DATASET EXTRACT ▸

┌──

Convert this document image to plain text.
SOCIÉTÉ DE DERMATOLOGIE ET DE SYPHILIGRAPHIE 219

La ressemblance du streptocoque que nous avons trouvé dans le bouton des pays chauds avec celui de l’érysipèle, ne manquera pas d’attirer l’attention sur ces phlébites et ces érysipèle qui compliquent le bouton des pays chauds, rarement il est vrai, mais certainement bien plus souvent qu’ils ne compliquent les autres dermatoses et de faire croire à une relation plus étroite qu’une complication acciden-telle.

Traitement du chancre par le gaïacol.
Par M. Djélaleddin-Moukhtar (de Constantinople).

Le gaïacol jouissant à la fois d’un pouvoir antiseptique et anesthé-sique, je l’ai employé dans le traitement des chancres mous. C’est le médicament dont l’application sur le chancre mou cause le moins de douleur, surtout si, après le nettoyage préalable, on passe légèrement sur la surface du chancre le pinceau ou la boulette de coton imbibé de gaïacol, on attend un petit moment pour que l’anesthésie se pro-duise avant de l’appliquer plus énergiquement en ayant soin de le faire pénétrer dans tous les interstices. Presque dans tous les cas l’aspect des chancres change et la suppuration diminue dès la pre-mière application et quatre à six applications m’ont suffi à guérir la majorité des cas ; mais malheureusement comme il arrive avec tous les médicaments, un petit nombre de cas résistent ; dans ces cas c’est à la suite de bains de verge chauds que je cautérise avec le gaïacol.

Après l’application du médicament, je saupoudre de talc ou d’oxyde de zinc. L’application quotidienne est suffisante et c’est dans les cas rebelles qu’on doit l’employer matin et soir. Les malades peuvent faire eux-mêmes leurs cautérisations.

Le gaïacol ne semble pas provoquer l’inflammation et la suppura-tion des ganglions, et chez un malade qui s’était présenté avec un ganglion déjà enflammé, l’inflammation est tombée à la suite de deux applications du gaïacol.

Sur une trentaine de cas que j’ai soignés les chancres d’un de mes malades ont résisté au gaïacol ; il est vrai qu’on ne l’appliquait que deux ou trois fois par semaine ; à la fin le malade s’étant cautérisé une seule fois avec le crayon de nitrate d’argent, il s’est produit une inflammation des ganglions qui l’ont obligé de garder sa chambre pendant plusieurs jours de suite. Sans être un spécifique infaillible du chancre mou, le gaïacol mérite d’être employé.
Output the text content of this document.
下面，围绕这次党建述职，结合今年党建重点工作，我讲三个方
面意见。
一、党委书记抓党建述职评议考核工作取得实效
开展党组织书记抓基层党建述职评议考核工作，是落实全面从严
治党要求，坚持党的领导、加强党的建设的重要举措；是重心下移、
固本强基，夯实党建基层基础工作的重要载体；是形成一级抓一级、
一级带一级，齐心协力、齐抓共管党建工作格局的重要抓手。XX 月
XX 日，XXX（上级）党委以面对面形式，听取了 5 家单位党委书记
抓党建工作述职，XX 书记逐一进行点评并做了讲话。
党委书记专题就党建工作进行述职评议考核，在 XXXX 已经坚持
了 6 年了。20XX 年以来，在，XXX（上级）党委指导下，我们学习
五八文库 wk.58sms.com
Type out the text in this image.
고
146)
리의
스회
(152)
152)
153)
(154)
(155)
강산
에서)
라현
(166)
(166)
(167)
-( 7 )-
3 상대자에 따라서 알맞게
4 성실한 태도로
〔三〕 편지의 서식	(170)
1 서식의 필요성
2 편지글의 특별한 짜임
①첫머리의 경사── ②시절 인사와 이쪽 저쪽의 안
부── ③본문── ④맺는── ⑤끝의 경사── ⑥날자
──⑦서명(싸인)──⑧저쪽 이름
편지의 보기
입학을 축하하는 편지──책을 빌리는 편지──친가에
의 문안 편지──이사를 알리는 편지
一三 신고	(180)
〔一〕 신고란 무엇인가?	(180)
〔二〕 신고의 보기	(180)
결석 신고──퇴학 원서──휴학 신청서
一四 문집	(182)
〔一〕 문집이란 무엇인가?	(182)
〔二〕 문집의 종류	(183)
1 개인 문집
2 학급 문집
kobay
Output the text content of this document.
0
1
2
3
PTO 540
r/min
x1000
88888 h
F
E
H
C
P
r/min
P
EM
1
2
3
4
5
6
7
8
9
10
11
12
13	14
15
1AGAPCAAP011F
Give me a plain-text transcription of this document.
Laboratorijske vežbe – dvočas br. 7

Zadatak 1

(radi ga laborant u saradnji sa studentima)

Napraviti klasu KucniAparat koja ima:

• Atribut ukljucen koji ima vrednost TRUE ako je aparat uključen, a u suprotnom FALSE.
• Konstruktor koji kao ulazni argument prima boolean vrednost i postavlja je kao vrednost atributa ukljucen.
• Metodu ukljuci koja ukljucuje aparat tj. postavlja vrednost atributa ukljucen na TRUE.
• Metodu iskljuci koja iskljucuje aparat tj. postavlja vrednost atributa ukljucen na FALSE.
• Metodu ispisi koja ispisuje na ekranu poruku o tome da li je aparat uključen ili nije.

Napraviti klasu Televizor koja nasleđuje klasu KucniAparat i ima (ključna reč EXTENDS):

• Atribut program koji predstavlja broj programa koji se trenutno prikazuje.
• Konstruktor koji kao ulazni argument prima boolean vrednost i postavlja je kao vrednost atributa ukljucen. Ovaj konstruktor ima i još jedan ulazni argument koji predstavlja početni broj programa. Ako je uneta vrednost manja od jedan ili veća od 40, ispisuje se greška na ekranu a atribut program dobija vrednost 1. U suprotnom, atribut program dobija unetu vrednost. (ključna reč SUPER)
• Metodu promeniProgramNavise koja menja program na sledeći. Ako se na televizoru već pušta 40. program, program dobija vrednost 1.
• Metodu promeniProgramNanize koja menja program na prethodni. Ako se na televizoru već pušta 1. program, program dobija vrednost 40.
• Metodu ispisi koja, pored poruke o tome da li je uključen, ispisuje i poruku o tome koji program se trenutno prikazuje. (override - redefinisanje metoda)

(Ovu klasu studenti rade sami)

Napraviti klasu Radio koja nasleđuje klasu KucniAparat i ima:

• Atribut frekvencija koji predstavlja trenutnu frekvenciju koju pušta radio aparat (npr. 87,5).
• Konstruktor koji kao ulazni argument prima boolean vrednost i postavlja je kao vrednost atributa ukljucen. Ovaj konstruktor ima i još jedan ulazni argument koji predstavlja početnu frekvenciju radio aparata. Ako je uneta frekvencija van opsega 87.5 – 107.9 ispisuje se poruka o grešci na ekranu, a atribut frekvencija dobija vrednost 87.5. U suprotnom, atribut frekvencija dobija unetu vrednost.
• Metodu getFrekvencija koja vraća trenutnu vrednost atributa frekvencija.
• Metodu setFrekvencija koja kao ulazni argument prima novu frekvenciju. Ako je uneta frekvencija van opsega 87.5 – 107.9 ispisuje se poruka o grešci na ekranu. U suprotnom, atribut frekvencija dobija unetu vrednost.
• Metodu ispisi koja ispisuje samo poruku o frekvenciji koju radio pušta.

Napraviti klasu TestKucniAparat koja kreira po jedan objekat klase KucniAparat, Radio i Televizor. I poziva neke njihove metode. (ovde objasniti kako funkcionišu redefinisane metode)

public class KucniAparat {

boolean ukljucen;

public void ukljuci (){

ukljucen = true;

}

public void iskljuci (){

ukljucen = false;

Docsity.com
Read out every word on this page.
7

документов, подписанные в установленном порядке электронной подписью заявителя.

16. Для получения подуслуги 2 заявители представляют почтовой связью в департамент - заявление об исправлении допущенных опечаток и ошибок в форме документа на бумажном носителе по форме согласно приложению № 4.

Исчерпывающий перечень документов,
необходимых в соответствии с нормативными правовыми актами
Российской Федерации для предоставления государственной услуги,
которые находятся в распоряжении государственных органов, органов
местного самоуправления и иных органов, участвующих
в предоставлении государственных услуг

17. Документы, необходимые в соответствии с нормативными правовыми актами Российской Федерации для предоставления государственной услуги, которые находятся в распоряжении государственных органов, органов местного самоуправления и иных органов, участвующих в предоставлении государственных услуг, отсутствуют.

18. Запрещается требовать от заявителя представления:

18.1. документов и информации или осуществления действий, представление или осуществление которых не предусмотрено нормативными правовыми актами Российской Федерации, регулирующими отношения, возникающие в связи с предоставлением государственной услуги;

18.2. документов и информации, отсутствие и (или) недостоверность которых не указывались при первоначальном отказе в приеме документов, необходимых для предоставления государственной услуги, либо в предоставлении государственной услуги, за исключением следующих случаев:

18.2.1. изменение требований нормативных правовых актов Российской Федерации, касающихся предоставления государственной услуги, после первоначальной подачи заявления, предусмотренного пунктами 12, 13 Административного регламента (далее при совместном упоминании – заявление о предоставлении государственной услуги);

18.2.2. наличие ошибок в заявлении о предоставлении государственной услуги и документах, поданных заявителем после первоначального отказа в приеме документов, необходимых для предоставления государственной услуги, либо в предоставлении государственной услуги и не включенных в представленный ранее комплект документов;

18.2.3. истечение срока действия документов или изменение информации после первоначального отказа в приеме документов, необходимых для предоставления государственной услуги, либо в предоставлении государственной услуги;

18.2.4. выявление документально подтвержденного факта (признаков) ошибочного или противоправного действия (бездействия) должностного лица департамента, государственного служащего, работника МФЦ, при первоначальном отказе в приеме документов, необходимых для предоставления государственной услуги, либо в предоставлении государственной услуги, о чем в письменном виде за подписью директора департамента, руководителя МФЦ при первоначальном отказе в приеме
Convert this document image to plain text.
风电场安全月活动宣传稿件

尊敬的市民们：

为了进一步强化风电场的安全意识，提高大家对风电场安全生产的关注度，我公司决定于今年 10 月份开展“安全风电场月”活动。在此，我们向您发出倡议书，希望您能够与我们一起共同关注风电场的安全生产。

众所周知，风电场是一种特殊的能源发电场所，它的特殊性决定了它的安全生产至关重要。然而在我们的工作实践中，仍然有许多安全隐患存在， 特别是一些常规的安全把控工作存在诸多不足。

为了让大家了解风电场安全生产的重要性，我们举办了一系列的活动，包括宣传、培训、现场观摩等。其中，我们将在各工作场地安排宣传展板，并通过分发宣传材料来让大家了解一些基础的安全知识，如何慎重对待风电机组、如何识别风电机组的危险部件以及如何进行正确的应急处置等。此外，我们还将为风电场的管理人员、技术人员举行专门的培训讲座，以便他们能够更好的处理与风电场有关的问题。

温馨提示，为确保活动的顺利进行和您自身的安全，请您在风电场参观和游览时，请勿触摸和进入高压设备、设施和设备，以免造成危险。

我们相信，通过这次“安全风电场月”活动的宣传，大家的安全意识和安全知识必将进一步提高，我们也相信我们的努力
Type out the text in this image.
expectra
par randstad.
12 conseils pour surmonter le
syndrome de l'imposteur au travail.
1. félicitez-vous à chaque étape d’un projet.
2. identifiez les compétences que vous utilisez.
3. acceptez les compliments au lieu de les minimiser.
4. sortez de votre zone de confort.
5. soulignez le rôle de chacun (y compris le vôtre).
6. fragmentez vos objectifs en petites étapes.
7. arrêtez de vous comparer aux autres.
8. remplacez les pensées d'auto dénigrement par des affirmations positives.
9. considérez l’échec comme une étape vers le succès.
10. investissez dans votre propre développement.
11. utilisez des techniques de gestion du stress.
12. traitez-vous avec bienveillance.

└──

TASK DESCRIPTION ▸
List the lines of the records where "televizoru" occurs.

EXERCISE RESPONSE ▸
• Metodu promeniProgramNavise koja menja program na sledeći. Ako se na televizoru već pušta 40. program, program dobija vrednost 1.
• Metodu promeniProgramNanize koja menja program na prethodni. Ako se na televizoru već pušta 1. program, program dobija vrednost 40.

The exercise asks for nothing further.